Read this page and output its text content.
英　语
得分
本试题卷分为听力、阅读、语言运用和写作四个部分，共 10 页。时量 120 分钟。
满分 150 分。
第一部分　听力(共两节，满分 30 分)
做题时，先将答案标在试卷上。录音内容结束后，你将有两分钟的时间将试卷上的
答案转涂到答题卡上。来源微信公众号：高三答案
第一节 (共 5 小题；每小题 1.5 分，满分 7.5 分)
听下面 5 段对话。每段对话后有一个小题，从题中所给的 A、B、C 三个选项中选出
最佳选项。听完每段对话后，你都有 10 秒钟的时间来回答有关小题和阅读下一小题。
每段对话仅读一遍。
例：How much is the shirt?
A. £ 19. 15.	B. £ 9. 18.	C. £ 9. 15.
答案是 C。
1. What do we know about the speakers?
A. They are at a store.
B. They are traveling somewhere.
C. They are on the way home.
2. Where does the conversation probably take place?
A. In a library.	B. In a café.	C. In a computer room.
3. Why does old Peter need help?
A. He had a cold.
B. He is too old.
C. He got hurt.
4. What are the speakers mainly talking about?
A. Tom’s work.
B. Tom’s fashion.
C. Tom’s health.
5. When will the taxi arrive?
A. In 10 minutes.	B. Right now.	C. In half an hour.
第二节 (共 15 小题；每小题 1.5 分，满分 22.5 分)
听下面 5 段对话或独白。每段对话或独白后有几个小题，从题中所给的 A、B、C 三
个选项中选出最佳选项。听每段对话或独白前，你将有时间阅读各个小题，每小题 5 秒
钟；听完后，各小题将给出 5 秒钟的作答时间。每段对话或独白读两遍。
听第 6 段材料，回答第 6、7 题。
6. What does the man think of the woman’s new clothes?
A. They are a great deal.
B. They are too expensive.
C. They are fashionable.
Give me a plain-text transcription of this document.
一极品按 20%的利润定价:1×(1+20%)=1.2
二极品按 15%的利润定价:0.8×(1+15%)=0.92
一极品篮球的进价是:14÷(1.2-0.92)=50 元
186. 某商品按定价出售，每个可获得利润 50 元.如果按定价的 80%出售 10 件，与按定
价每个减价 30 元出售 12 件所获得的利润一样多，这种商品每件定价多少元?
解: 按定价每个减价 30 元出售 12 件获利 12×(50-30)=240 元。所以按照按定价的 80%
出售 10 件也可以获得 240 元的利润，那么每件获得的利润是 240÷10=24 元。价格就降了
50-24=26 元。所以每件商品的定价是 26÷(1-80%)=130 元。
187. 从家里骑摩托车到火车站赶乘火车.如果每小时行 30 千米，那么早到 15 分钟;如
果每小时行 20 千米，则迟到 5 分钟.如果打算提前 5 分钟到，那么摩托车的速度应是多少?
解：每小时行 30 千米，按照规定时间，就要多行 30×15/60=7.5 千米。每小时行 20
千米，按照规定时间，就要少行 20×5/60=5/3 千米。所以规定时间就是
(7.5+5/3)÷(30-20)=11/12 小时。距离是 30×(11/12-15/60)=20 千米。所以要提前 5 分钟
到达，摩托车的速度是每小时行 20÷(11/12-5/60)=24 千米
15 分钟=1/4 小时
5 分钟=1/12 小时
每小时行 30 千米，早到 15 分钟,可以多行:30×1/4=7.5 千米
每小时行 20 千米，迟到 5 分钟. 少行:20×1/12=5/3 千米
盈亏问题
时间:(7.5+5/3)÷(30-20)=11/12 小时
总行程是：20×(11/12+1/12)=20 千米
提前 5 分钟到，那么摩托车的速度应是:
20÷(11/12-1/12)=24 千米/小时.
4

= = = = = = =

» **WRITTEN INSTRUCTION**
The data above must be returned in full, exactly as written.

» **RESULT OF THIS TASK**
Read this page and output its text content.
英　语
得分
本试题卷分为听力、阅读、语言运用和写作四个部分，共 10 页。时量 120 分钟。
满分 150 分。
第一部分　听力(共两节，满分 30 分)
做题时，先将答案标在试卷上。录音内容结束后，你将有两分钟的时间将试卷上的
答案转涂到答题卡上。来源微信公众号：高三答案
第一节 (共 5 小题；每小题 1.5 分，满分 7.5 分)
听下面 5 段对话。每段对话后有一个小题，从题中所给的 A、B、C 三个选项中选出
最佳选项。听完每段对话后，你都有 10 秒钟的时间来回答有关小题和阅读下一小题。
每段对话仅读一遍。
例：How much is the shirt?
A. £ 19. 15.	B. £ 9. 18.	C. £ 9. 15.
答案是 C。
1. What do we know about the speakers?
A. They are at a store.
B. They are traveling somewhere.
C. They are on the way home.
2. Where does the conversation probably take place?
A. In a library.	B. In a café.	C. In a computer room.
3. Why does old Peter need help?
A. He had a cold.
B. He is too old.
C. He got hurt.
4. What are the speakers mainly talking about?
A. Tom’s work.
B. Tom’s fashion.
C. Tom’s health.
5. When will the taxi arrive?
A. In 10 minutes.	B. Right now.	C. In half an hour.
第二节 (共 15 小题；每小题 1.5 分，满分 22.5 分)
听下面 5 段对话或独白。每段对话或独白后有几个小题，从题中所给的 A、B、C 三
个选项中选出最佳选项。听每段对话或独白前，你将有时间阅读各个小题，每小题 5 秒
钟；听完后，各小题将给出 5 秒钟的作答时间。每段对话或独白读两遍。
听第 6 段材料，回答第 6、7 题。
6. What does the man think of the woman’s new clothes?
A. They are a great deal.
B. They are too expensive.
C. They are fashionable.
Give me a plain-text transcription of this document.
一极品按 20%的利润定价:1×(1+20%)=1.2
二极品按 15%的利润定价:0.8×(1+15%)=0.92
一极品篮球的进价是:14÷(1.2-0.92)=50 元
186. 某商品按定价出售，每个可获得利润 50 元.如果按定价的 80%出售 10 件，与按定
价每个减价 30 元出售 12 件所获得的利润一样多，这种商品每件定价多少元?
解: 按定价每个减价 30 元出售 12 件获利 12×(50-30)=240 元。所以按照按定价的 80%
出售 10 件也可以获得 240 元的利润，那么每件获得的利润是 240÷10=24 元。价格就降了
50-24=26 元。所以每件商品的定价是 26÷(1-80%)=130 元。
187. 从家里骑摩托车到火车站赶乘火车.如果每小时行 30 千米，那么早到 15 分钟;如
果每小时行 20 千米，则迟到 5 分钟.如果打算提前 5 分钟到，那么摩托车的速度应是多少?
解：每小时行 30 千米，按照规定时间，就要多行 30×15/60=7.5 千米。每小时行 20
千米，按照规定时间，就要少行 20×5/60=5/3 千米。所以规定时间就是
(7.5+5/3)÷(30-20)=11/12 小时。距离是 30×(11/12-15/60)=20 千米。所以要提前 5 分钟
到达，摩托车的速度是每小时行 20÷(11/12-5/60)=24 千米
15 分钟=1/4 小时
5 分钟=1/12 小时
每小时行 30 千米，早到 15 分钟,可以多行:30×1/4=7.5 千米
每小时行 20 千米，迟到 5 分钟. 少行:20×1/12=5/3 千米
盈亏问题
时间:(7.5+5/3)÷(30-20)=11/12 小时
总行程是：20×(11/12+1/12)=20 千米
提前 5 分钟到，那么摩托车的速度应是:
20÷(11/12-1/12)=24 千米/小时.
4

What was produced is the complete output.